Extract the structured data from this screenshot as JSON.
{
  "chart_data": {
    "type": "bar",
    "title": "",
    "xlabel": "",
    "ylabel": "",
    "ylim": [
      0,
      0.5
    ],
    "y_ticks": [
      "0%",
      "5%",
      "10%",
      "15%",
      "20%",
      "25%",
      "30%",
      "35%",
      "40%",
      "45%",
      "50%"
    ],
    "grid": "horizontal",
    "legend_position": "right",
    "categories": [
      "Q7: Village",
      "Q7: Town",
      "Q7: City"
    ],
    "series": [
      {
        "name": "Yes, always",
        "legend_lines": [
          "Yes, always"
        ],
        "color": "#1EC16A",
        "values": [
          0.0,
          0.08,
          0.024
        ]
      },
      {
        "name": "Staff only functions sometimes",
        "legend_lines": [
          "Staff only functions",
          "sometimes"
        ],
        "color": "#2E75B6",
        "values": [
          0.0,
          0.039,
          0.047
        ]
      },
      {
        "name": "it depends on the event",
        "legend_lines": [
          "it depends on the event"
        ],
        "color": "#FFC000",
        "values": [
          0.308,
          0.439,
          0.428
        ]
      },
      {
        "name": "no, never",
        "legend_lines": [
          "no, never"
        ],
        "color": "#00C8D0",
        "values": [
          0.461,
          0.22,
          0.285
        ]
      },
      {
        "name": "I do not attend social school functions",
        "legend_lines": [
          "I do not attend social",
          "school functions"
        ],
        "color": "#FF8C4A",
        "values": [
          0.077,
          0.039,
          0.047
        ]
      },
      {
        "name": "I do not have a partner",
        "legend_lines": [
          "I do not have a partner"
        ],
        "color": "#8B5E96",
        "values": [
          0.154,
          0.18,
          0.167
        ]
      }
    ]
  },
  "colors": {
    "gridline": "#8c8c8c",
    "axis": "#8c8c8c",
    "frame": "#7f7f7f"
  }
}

# [REQUIREMENT]
Transcribe every entry exactly, omitting nothing.

# [COMPLETED EXERCISE]
Extract the structured data from this screenshot as JSON.
{
  "chart_data": {
    "type": "bar",
    "title": "",
    "xlabel": "",
    "ylabel": "",
    "ylim": [
      0,
      0.5
    ],
    "y_ticks": [
      "0%",
      "5%",
      "10%",
      "15%",
      "20%",
      "25%",
      "30%",
      "35%",
      "40%",
      "45%",
      "50%"
    ],
    "grid": "horizontal",
    "legend_position": "right",
    "categories": [
      "Q7: Village",
      "Q7: Town",
      "Q7: City"
    ],
    "series": [
      {
        "name": "Yes, always",
        "legend_lines": [
          "Yes, always"
        ],
        "color": "#1EC16A",
        "values": [
          0.0,
          0.08,
          0.024
        ]
      },
      {
        "name": "Staff only functions sometimes",
        "legend_lines": [
          "Staff only functions",
          "sometimes"
        ],
        "color": "#2E75B6",
        "values": [
          0.0,
          0.039,
          0.047
        ]
      },
      {
        "name": "it depends on the event",
        "legend_lines": [
          "it depends on the event"
        ],
        "color": "#FFC000",
        "values": [
          0.308,
          0.439,
          0.428
        ]
      },
      {
        "name": "no, never",
        "legend_lines": [
          "no, never"
        ],
        "color": "#00C8D0",
        "values": [
          0.461,
          0.22,
          0.285
        ]
      },
      {
        "name": "I do not attend social school functions",
        "legend_lines": [
          "I do not attend social",
          "school functions"
        ],
        "color": "#FF8C4A",
        "values": [
          0.077,
          0.039,
          0.047
        ]
      },
      {
        "name": "I do not have a partner",
        "legend_lines": [
          "I do not have a partner"
        ],
        "color": "#8B5E96",
        "values": [
          0.154,
          0.18,
          0.167
        ]
      }
    ]
  },
  "colors": {
    "gridline": "#8c8c8c",
    "axis": "#8c8c8c",
    "frame": "#7f7f7f"
  }
}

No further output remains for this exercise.